▶ _DIRECTION_: Gather the lines below that include the string "this", copying each in full.

[A run of records]
○ ○ ○ ○ ○ ○ ○

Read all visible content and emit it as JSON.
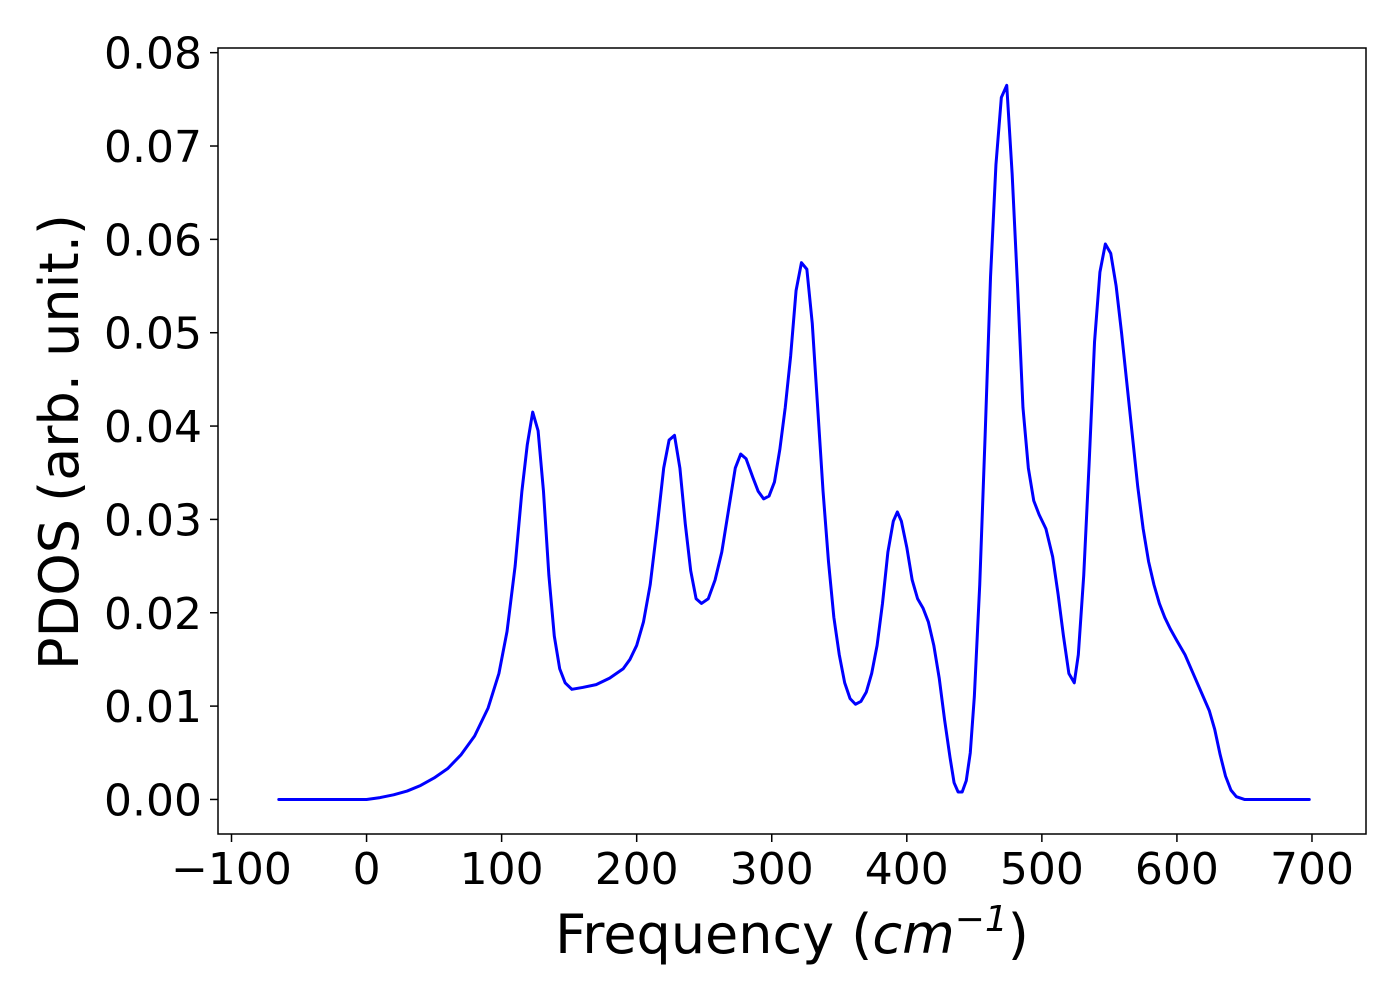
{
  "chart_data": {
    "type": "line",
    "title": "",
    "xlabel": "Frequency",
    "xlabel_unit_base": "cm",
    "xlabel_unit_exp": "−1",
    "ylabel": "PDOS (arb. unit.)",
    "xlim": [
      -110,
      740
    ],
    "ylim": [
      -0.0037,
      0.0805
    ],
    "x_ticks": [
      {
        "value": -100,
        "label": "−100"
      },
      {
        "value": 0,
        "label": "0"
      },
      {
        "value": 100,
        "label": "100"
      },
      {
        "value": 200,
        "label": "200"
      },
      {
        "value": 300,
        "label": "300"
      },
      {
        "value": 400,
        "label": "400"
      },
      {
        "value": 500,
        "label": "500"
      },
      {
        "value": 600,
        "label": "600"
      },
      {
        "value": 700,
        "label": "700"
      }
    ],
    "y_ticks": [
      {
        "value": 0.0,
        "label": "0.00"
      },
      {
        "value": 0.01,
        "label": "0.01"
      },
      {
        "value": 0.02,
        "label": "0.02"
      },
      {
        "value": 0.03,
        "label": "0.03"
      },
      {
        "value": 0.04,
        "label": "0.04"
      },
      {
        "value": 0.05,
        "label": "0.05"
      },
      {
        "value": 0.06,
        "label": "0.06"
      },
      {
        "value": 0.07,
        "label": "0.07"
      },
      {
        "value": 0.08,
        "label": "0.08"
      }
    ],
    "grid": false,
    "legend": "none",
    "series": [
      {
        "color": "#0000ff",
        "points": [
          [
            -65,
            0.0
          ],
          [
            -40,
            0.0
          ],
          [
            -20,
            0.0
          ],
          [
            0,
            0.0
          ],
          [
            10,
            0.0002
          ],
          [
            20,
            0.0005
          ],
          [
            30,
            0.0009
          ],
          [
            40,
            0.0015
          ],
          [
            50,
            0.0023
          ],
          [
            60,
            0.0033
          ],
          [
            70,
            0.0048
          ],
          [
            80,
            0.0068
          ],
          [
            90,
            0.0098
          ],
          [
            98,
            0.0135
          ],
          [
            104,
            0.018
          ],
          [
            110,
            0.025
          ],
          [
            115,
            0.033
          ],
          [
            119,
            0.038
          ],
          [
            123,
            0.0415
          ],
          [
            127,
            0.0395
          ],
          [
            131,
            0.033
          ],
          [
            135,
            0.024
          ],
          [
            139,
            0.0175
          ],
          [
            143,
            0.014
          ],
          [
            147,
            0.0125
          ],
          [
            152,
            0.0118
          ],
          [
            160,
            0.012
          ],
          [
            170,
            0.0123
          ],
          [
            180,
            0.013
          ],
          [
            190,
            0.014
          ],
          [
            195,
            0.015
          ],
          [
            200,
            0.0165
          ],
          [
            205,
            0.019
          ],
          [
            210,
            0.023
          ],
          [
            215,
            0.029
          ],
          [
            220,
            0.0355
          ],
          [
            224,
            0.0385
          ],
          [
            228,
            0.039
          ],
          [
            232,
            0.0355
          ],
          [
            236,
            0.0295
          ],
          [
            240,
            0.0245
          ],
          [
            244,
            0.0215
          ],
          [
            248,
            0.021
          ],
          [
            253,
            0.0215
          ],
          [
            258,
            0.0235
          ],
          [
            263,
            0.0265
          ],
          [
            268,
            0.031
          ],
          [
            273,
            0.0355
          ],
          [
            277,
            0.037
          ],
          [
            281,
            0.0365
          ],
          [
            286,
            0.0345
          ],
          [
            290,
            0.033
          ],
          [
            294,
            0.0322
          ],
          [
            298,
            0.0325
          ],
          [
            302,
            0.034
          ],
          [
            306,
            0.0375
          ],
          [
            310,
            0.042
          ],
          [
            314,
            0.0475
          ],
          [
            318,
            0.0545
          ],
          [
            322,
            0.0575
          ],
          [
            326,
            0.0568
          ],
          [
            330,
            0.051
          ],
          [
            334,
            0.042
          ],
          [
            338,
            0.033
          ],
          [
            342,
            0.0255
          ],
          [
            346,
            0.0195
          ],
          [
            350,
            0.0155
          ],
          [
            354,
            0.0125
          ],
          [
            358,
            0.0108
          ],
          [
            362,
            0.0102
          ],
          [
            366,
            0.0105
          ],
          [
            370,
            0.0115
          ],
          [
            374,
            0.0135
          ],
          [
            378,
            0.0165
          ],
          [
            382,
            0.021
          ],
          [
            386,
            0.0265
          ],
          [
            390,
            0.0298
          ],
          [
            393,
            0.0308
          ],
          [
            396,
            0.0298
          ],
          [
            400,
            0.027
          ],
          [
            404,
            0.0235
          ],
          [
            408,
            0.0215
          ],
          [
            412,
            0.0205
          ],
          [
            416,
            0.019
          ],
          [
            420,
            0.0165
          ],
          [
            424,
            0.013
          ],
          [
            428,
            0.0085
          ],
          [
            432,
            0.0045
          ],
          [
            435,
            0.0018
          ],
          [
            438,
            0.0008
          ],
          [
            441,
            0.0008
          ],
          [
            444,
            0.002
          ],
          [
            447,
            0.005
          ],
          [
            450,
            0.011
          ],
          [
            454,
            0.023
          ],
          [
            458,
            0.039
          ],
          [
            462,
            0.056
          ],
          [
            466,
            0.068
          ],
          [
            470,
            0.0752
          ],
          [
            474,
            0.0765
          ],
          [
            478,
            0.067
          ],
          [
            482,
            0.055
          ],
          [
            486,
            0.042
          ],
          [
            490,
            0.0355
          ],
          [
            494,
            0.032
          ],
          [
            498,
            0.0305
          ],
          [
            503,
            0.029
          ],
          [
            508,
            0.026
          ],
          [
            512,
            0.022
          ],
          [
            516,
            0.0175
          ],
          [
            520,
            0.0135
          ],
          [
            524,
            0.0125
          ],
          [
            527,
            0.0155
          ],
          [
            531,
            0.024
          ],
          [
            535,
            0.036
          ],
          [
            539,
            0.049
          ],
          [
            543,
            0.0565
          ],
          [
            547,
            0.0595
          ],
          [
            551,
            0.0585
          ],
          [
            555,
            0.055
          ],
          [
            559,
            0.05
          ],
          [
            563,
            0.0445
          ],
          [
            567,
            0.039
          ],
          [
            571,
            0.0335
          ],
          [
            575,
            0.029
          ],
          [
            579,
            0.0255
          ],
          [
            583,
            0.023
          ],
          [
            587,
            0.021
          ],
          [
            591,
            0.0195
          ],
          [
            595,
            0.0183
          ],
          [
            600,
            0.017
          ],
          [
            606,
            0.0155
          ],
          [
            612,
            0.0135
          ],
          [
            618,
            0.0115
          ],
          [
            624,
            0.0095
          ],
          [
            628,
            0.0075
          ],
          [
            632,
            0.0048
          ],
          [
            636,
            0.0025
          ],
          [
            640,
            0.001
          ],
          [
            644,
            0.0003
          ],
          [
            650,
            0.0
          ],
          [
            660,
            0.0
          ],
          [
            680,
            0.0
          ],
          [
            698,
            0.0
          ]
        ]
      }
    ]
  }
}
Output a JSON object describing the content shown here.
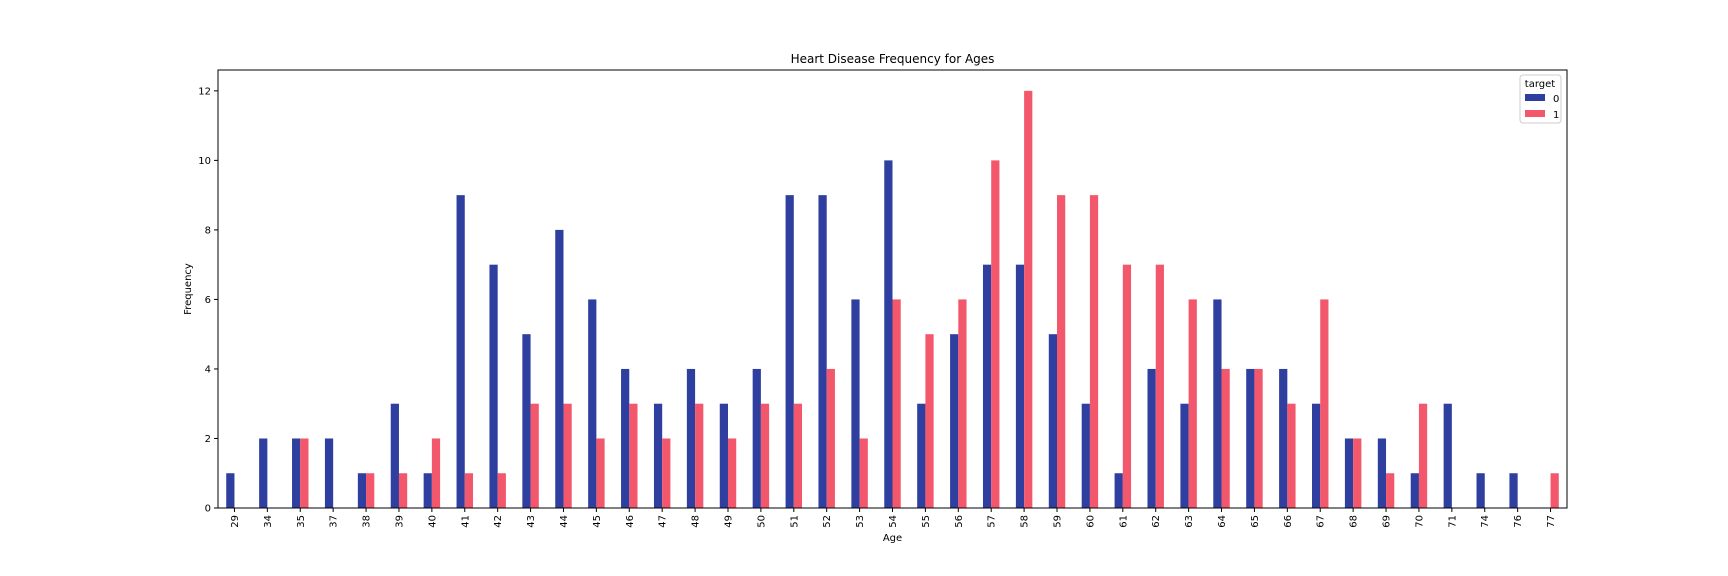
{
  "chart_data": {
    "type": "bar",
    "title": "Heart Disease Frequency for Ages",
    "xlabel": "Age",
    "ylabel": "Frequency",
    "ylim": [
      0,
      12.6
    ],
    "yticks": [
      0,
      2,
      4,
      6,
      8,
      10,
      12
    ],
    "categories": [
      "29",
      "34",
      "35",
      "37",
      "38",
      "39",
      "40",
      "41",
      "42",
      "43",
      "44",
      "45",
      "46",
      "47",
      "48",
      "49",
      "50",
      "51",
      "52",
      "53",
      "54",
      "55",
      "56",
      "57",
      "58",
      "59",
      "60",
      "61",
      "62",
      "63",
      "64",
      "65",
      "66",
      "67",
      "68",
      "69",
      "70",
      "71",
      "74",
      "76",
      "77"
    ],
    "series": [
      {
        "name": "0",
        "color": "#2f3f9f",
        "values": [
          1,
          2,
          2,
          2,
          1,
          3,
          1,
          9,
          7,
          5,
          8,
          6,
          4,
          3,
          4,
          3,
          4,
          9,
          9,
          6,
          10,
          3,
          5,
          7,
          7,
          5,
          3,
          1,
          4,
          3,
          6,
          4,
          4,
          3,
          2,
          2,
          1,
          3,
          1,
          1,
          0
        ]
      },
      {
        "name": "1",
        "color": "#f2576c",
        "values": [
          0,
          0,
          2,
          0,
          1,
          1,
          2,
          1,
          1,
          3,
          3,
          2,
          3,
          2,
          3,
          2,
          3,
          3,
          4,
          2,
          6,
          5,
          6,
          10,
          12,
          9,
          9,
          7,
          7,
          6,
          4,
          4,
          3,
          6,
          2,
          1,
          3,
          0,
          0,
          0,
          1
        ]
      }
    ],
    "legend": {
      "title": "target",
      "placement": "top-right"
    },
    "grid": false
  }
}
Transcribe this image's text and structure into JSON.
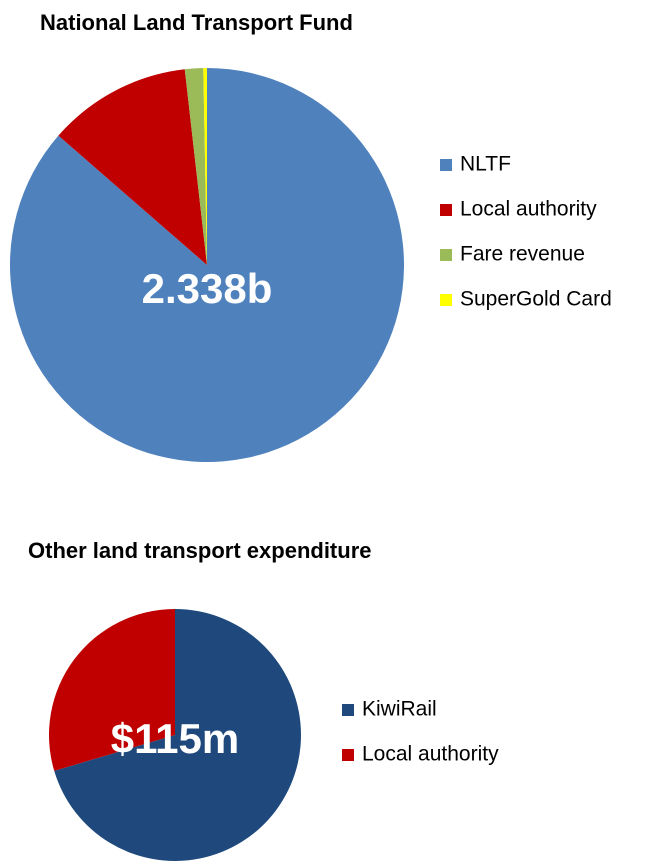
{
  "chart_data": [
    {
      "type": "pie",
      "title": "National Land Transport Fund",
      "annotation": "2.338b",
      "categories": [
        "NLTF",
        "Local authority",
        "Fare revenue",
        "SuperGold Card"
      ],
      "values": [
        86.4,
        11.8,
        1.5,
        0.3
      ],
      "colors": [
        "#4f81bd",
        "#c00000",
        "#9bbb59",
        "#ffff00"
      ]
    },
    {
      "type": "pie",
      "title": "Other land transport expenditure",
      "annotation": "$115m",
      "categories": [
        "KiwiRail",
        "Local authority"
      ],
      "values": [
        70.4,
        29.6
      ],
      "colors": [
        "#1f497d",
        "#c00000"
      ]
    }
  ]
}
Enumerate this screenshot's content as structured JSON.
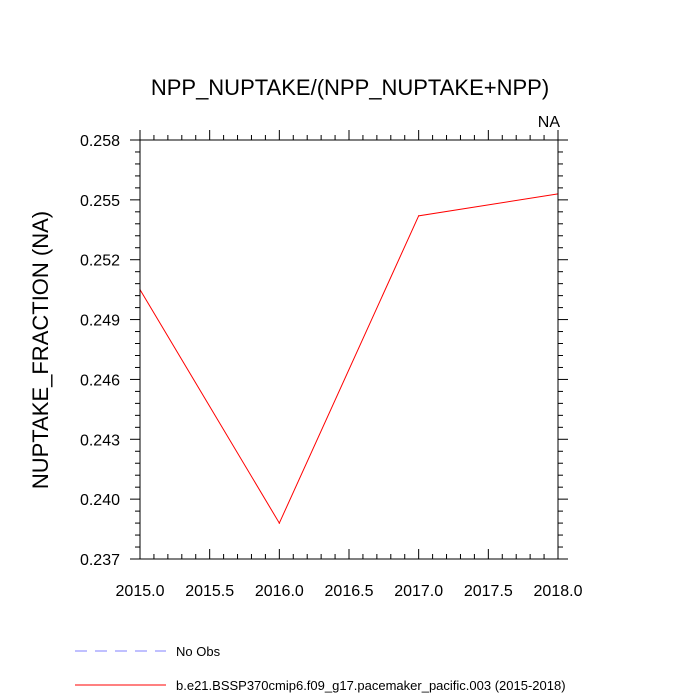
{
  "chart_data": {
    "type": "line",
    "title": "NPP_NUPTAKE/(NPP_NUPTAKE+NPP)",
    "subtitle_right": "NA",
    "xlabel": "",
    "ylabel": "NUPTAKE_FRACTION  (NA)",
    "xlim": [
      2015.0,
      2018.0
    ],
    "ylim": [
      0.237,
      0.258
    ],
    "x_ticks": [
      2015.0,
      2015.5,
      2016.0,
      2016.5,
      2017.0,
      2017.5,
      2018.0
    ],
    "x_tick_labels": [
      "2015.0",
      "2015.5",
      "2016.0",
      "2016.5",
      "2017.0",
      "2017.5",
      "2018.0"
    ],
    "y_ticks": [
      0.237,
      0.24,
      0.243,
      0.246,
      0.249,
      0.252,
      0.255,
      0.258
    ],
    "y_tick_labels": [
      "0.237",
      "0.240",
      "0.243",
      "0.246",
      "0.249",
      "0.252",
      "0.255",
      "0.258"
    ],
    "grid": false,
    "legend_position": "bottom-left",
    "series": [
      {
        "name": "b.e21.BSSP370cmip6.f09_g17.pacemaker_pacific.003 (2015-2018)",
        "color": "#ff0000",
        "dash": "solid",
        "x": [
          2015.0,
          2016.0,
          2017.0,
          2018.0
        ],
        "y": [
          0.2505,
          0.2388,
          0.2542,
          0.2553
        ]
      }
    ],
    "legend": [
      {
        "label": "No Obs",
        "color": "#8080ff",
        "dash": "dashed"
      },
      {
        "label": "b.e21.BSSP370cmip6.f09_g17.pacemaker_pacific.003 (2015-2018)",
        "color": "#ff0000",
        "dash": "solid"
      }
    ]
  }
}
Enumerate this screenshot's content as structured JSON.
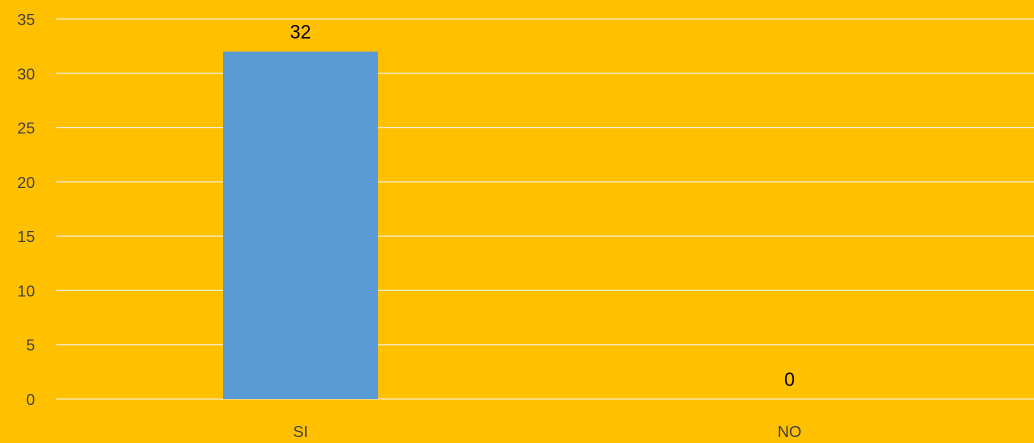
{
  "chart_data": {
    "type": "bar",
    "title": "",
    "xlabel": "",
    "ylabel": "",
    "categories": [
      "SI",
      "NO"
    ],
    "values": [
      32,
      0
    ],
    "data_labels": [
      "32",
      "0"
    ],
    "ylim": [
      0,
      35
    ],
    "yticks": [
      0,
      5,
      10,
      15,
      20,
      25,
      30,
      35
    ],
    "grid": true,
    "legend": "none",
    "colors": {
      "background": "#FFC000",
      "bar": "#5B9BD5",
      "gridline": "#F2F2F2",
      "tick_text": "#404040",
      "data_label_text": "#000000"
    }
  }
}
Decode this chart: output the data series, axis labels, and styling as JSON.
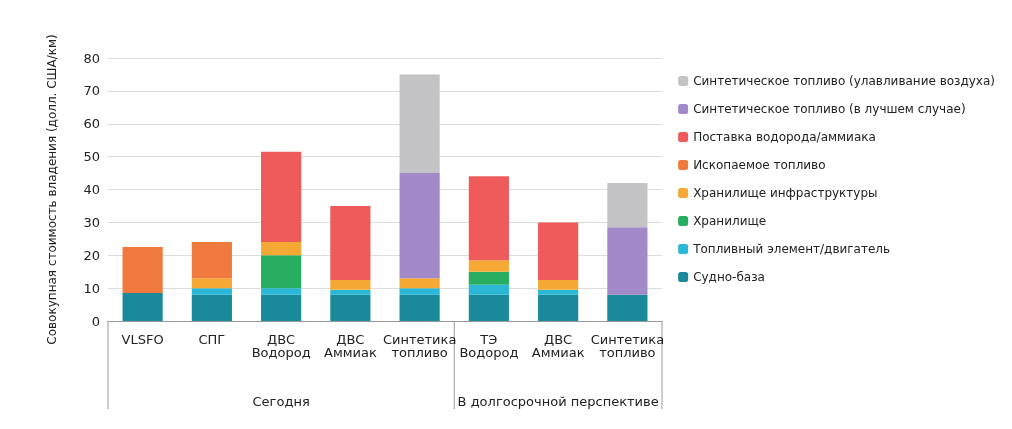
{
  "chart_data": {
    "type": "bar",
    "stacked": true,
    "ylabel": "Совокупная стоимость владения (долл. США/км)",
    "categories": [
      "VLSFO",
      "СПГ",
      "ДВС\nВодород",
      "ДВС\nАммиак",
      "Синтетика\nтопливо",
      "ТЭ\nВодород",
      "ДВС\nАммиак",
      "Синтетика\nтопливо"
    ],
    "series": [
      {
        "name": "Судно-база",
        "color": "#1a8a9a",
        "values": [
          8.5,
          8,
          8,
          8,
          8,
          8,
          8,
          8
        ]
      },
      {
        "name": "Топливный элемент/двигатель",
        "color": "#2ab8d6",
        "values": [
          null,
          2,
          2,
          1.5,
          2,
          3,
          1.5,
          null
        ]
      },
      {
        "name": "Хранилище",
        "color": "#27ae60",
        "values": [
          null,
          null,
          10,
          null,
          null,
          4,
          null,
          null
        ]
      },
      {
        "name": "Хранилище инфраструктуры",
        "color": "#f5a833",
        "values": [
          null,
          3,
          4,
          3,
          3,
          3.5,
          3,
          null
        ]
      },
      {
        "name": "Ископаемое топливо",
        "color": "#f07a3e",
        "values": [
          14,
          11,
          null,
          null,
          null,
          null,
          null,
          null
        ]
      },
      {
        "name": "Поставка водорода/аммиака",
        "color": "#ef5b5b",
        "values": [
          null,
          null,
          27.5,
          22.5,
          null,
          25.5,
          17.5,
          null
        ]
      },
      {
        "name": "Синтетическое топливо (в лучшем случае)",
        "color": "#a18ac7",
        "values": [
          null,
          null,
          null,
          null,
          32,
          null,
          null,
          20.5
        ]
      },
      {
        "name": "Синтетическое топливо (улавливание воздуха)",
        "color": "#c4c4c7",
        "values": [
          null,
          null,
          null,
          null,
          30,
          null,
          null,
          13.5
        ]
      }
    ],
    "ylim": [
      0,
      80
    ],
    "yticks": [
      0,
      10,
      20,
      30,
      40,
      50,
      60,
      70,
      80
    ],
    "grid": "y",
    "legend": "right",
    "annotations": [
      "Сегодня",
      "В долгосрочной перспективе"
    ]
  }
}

○ ○ ○ ○ ○ ○ ○

▶ _COMPLETED TASK_:
Transcribe this image's text and structure into JSON.
Enumerate this screenshot's content as structured JSON.
Enumerate this screenshot's content as structured JSON.
Decode this chart: output the data series, axis labels, and styling as JSON.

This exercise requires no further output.